Below are some entries; can you quote all of them exactly?

◆ ◆ ◆ ◆ ◆ ◆ ◆

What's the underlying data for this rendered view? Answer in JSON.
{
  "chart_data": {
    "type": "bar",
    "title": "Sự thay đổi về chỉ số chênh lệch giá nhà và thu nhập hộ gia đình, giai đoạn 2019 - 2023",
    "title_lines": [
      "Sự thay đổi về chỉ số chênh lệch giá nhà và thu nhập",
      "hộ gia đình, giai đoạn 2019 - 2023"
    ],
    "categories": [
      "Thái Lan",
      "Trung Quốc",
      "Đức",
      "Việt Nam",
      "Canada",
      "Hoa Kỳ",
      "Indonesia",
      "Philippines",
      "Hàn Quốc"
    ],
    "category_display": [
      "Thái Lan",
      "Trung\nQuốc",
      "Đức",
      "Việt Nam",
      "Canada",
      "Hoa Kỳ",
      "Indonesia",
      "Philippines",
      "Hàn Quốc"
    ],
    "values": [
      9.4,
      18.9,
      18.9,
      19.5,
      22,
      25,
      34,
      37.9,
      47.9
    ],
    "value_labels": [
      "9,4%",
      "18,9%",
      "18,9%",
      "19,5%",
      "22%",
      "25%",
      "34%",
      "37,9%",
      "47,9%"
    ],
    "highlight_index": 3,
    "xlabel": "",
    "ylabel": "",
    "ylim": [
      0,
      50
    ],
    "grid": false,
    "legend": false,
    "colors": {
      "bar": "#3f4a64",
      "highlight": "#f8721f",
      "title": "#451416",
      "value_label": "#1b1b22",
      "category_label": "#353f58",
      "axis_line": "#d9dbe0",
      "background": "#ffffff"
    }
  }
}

◆ ◆ ◆ ◆ ◆ ◆ ◆

> _ANSWER TO THE TASK_:
What's the underlying data for this rendered view? Answer in JSON.
{
  "chart_data": {
    "type": "bar",
    "title": "Sự thay đổi về chỉ số chênh lệch giá nhà và thu nhập hộ gia đình, giai đoạn 2019 - 2023",
    "title_lines": [
      "Sự thay đổi về chỉ số chênh lệch giá nhà và thu nhập",
      "hộ gia đình, giai đoạn 2019 - 2023"
    ],
    "categories": [
      "Thái Lan",
      "Trung Quốc",
      "Đức",
      "Việt Nam",
      "Canada",
      "Hoa Kỳ",
      "Indonesia",
      "Philippines",
      "Hàn Quốc"
    ],
    "category_display": [
      "Thái Lan",
      "Trung\nQuốc",
      "Đức",
      "Việt Nam",
      "Canada",
      "Hoa Kỳ",
      "Indonesia",
      "Philippines",
      "Hàn Quốc"
    ],
    "values": [
      9.4,
      18.9,
      18.9,
      19.5,
      22,
      25,
      34,
      37.9,
      47.9
    ],
    "value_labels": [
      "9,4%",
      "18,9%",
      "18,9%",
      "19,5%",
      "22%",
      "25%",
      "34%",
      "37,9%",
      "47,9%"
    ],
    "highlight_index": 3,
    "xlabel": "",
    "ylabel": "",
    "ylim": [
      0,
      50
    ],
    "grid": false,
    "legend": false,
    "colors": {
      "bar": "#3f4a64",
      "highlight": "#f8721f",
      "title": "#451416",
      "value_label": "#1b1b22",
      "category_label": "#353f58",
      "axis_line": "#d9dbe0",
      "background": "#ffffff"
    }
  }
}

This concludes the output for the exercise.